■ Requirement
Transcribe the listing verbatim. Do not carry over any pictures.

(Data items)
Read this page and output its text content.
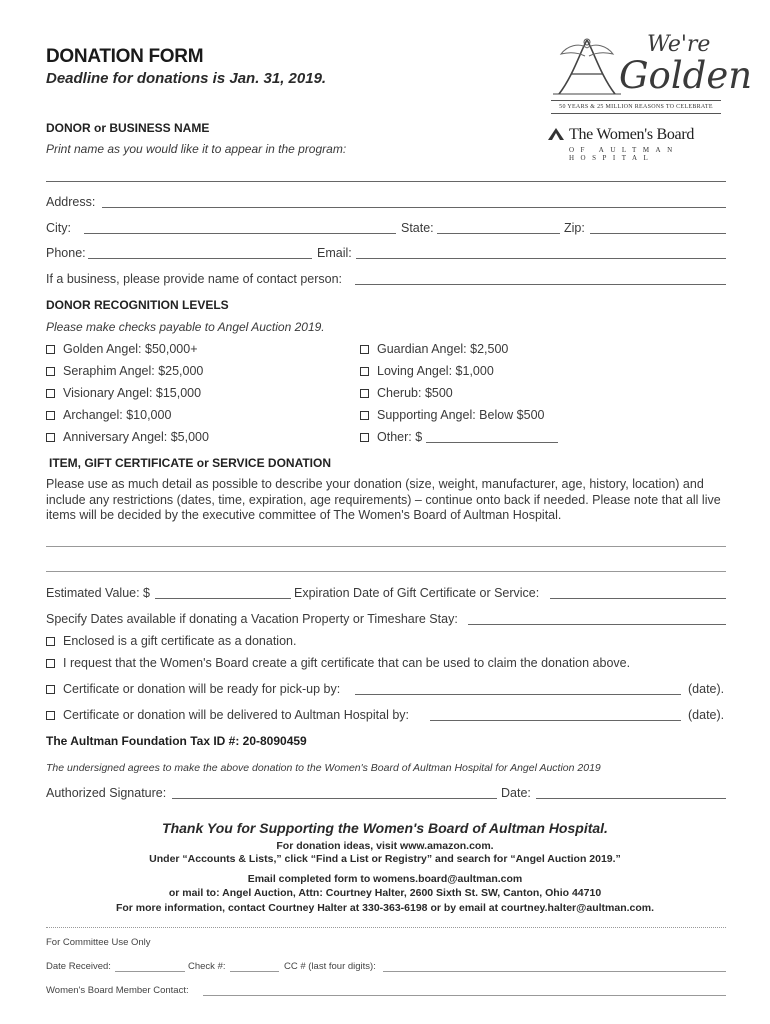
DONATION FORM
Deadline for donations is Jan. 31, 2019.
We're
Golden
50 YEARS & 25 MILLION REASONS TO CELEBRATE
The Women's Board
OF AULTMAN HOSPITAL
DONOR or BUSINESS NAME
Print name as you would like it to appear in the program:
Address:
City:	State:	Zip:
Phone:	Email:
If a business, please provide name of contact person:
DONOR RECOGNITION LEVELS
Please make checks payable to Angel Auction 2019.
Golden Angel: $50,000+
Seraphim Angel: $25,000
Visionary Angel: $15,000
Archangel: $10,000
Anniversary Angel: $5,000
Guardian Angel: $2,500
Loving Angel: $1,000
Cherub: $500
Supporting Angel: Below $500
Other: $
ITEM, GIFT CERTIFICATE or SERVICE DONATION
Please use as much detail as possible to describe your donation (size, weight, manufacturer, age, history, location) and include any restrictions (dates, time, expiration, age requirements) – continue onto back if needed. Please note that all live items will be decided by the executive committee of The Women's Board of Aultman Hospital.
Estimated Value: $	Expiration Date of Gift Certificate or Service:
Specify Dates available if donating a Vacation Property or Timeshare Stay:
Enclosed is a gift certificate as a donation.
I request that the Women's Board create a gift certificate that can be used to claim the donation above.
Certificate or donation will be ready for pick-up by:	(date).
Certificate or donation will be delivered to Aultman Hospital by:	(date).
The Aultman Foundation Tax ID #: 20-8090459
The undersigned agrees to make the above donation to the Women's Board of Aultman Hospital for Angel Auction 2019
Authorized Signature:	Date:
Thank You for Supporting the Women's Board of Aultman Hospital.
For donation ideas, visit www.amazon.com.
Under “Accounts & Lists,” click “Find a List or Registry” and search for “Angel Auction 2019.”
Email completed form to womens.board@aultman.com
or mail to: Angel Auction, Attn: Courtney Halter, 2600 Sixth St. SW, Canton, Ohio 44710
For more information, contact Courtney Halter at 330-363-6198 or by email at courtney.halter@aultman.com.
For Committee Use Only
Date Received:	Check #:	CC # (last four digits):
Women's Board Member Contact:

■ Response below
Read this page and output its text content.
DONATION FORM
Deadline for donations is Jan. 31, 2019.
We're
Golden
50 YEARS & 25 MILLION REASONS TO CELEBRATE
The Women's Board
OF AULTMAN HOSPITAL
DONOR or BUSINESS NAME
Print name as you would like it to appear in the program:
Address:
City:	State:	Zip:
Phone:	Email:
If a business, please provide name of contact person:
DONOR RECOGNITION LEVELS
Please make checks payable to Angel Auction 2019.
Golden Angel: $50,000+
Seraphim Angel: $25,000
Visionary Angel: $15,000
Archangel: $10,000
Anniversary Angel: $5,000
Guardian Angel: $2,500
Loving Angel: $1,000
Cherub: $500
Supporting Angel: Below $500
Other: $
ITEM, GIFT CERTIFICATE or SERVICE DONATION
Please use as much detail as possible to describe your donation (size, weight, manufacturer, age, history, location) and include any restrictions (dates, time, expiration, age requirements) – continue onto back if needed. Please note that all live items will be decided by the executive committee of The Women's Board of Aultman Hospital.
Estimated Value: $	Expiration Date of Gift Certificate or Service:
Specify Dates available if donating a Vacation Property or Timeshare Stay:
Enclosed is a gift certificate as a donation.
I request that the Women's Board create a gift certificate that can be used to claim the donation above.
Certificate or donation will be ready for pick-up by:	(date).
Certificate or donation will be delivered to Aultman Hospital by:	(date).
The Aultman Foundation Tax ID #: 20-8090459
The undersigned agrees to make the above donation to the Women's Board of Aultman Hospital for Angel Auction 2019
Authorized Signature:	Date:
Thank You for Supporting the Women's Board of Aultman Hospital.
For donation ideas, visit www.amazon.com.
Under “Accounts & Lists,” click “Find a List or Registry” and search for “Angel Auction 2019.”
Email completed form to womens.board@aultman.com
or mail to: Angel Auction, Attn: Courtney Halter, 2600 Sixth St. SW, Canton, Ohio 44710
For more information, contact Courtney Halter at 330-363-6198 or by email at courtney.halter@aultman.com.
For Committee Use Only
Date Received:	Check #:	CC # (last four digits):
Women's Board Member Contact:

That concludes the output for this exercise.